EXERCISE INSTRUCTIONS:
A – In the occupancy world model decision record, how much VRAM does Cosmos-Transfer2.5-2B require?
B – Write the next part of the occupancy world model decision record, picking up right after its final sentence.

##### DOCUMENT EXTRACT

# ADR-147: Occupancy World Model Integration (OccWorld / RoboOccWorld)

| Field      | Value                                                                 |
|------------|-----------------------------------------------------------------------|
| Status     | Accepted                                                              |
| Date       | 2026-05-29                                                            |
| Deciders   | ruv                                                                   |
| Relates to | ADR-136, ADR-139, ADR-140, ADR-141, ADR-143, ADR-145, ADR-146        |

> Previously titled "NVIDIA Cosmos WFM Integration". Decision revised after hardware
> analysis confirmed RTX 5080 (16 GB VRAM) cannot run Cosmos-Transfer2.5-2B (requires
> 32.54 GB). OccWorld runs in **1.65 GB VRAM** at 375 ms/inference — validated locally.

## 1. Context

RuView's WorldGraph (ADR-139) produces a current-state environmental digital twin; the RF
encoder (ADR-146) predicts present-frame pose/presence/count at ~20 Hz. There is no
future-state prediction — no trajectory priors beyond the Kalman tracker's 5–10 frame
horizon, and no physics-aware validation of SemanticState updates.

Two world-model families were evaluated:

### 1.1 NVIDIA Cosmos (deferred)

Cosmos-Transfer2.5-2B requires **32.54 GB VRAM**. ruvultra has an RTX 5080 with
**15.5 GB VRAM**. Cannot run locally. Deferred to ADR-148 for when H100/A100 access
is available or for offline training data generation only.

### 1.2 OccWorld / RoboOccWorld (this ADR)

| Model | Domain | Input | VRAM (inf) | Status |
|-------|--------|-------|-----------|--------|
| OccWorld (wzzheng/OccWorld, ECCV 2024) | Outdoor AV (nuScenes) | 3D semantic voxel seq | **1.65 GB validated** | Code available, Apache-2.0 |
| RoboOccWorld (arXiv 2505.05512) | Indoor robotics | 3D voxel seq, camera poses | ~2–4 GB estimated | Code not yet released (~Q3 2025) |

Both operate natively in 3D occupancy space — the same representation RuView produces
from WiFi CSI. No video rendering intermediate is needed (unlike Cosmos).

**OccWorld architecture**: VQVAE tokenizer (72.4M params) encodes 3D semantic occupancy
to discrete latent tokens → PlanUAutoRegTransformer predicts future tokens → VQVAE
decoder reconstructs future 3D occupancy. Input: `(B, F, H, W, D)` voxel grid with
integer class labels. Output: predicted occupancy for the next F−1 timesteps.

**RoboOccWorld** (once released): identical paradigm but trained on indoor scenes
(60×60×36 voxels at 0.08 m/voxel, 4.8×4.8×2.88 m space, 12 indoor semantic classes)
— near-perfect match for RuView's room-scale CSI occupancy.

##########
##### PROVIDED INFORMATION

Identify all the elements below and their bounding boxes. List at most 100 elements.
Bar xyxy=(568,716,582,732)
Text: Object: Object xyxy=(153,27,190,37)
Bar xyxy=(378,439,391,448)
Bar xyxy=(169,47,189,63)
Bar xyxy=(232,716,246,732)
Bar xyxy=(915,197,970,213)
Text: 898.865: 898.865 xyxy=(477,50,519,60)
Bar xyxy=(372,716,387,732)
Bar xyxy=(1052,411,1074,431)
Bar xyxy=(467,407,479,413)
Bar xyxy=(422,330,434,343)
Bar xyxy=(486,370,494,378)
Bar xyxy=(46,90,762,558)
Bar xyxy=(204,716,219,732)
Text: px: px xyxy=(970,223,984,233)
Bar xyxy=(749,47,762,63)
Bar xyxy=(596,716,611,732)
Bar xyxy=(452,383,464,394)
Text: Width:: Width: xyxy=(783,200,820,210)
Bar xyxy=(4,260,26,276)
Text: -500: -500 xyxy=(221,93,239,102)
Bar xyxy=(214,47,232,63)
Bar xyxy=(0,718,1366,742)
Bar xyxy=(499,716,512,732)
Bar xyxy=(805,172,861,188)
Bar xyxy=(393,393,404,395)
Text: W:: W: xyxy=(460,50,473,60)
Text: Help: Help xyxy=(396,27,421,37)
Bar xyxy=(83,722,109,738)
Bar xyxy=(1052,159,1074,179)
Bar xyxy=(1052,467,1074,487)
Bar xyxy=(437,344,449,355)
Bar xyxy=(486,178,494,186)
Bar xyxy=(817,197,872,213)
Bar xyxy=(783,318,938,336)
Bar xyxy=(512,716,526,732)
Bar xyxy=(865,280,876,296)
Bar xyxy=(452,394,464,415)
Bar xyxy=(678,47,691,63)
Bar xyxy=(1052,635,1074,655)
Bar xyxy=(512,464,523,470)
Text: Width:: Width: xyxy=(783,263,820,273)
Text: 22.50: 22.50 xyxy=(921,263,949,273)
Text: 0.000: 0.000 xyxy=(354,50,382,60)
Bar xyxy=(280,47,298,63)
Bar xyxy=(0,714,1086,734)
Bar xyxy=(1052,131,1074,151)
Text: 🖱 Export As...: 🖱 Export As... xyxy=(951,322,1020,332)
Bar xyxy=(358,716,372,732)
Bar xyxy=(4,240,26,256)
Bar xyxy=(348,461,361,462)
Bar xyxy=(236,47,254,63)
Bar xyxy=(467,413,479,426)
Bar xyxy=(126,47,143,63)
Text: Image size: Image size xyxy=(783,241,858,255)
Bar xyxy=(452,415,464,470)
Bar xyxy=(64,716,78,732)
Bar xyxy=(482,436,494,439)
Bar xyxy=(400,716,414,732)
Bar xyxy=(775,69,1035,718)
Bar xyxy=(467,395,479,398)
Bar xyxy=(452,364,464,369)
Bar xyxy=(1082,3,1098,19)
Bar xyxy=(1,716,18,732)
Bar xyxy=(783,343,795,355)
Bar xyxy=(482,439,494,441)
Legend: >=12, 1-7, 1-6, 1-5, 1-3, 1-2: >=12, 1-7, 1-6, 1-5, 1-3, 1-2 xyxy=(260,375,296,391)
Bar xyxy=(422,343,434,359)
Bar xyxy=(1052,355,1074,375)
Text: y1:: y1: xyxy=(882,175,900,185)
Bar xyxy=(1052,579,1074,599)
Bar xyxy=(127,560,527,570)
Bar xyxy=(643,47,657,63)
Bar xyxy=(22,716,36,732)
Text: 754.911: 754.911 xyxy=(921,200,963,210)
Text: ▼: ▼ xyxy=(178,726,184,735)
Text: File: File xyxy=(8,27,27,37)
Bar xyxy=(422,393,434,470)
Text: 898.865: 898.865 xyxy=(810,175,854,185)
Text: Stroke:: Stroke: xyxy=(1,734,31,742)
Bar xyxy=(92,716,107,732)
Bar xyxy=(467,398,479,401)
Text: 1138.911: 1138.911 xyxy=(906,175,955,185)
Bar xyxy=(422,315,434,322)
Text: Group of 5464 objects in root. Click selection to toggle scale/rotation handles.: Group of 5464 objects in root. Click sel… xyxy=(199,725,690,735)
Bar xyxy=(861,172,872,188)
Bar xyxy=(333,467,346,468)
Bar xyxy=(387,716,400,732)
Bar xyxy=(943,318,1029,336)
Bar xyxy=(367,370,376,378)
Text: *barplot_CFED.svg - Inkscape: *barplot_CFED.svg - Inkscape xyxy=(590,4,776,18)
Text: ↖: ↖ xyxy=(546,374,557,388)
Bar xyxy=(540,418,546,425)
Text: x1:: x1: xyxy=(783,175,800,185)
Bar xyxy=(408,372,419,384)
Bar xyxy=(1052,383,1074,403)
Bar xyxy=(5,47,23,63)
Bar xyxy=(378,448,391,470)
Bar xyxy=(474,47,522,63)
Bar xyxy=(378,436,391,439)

##########

ANSWERS TO EACH TASK:
A – 32.54 GB

B –
## 2. Decision

**Phase A (now)**: Use OccWorld as the integration scaffold. Run inference from a Python
subprocess. Adapt its dataset loader to accept RuView's custom occupancy format. Remap
semantic classes from nuScenes outdoor (18 classes) to RuView indoor (wall, floor,
person, furniture, free).

**Phase B (Q3–Q4 2025)**: Swap in RoboOccWorld when its code releases. The Rust
`OccupancyWorldModel` interface (§3) is designed for clean backend swap.

**Cosmos**: Deferred. Revisit as an offline training data generator if H100 becomes
available (ADR-148).

## 3. Validated Installation (ruvultra, 2026-05-29)

### 3.1 Environment

| Component | Version | Notes |
|-----------|---------|-------|
| GPU | RTX 5080, 15.5 GB VRAM | sm_120 (Blackwell) |
| PyTorch | 2.10.0+cu128 | ml-env, Python 3.12 |
| CUDA toolkit | 12.8 | /usr/local/cuda-12.8 |
| mmcv | 2.0.1 (Python-only, no CUDA ops) | Built from source with pkg_resources patch |
| mmdet | 3.0.0 | pip install |
| mmdet3d | 1.1.1 | Built from source with --no-deps |
| mmengine | 0.10.7 | pip install via mmcv |
| OccWorld | commit HEAD | ~/projects/OccWorld |

### 3.2 Build Notes

**Issue 1 — sccache compiler wrapping**: System `CC=sccache clang`, `CXX=sccache clang++`
breaks PyTorch CUDA extension builds (injects `clang` as a positional argument to the
build command). **Fix**: `unset CC CXX` before all `pip install`.

**Issue 2 — pkg_resources in mmcv setup.py**: setuptools ≥72 removed the legacy
`pkg_resources` top-level import. **Fix**: patch line 5 of `setup.py` to use
`importlib.metadata` and `packaging.version`.

**Issue 3 — CUDA version mismatch**: host nvcc is CUDA 13.0; PyTorch was built with
12.8. **Fix**: `CUDA_HOME=/usr/local/cuda-12.8` for all builds.

**Issue 4 — mmcv 2.0.1 CUDA ops incompatible with PyTorch 2.10 ATen headers**:
`c10::Type::TypePtr` dereference operator changed. **Fix**: build `MMCV_WITH_OPS=0`
(Python-only build, `mmcv-lite`). OccWorld's inference path does not use mmcv CUDA ops.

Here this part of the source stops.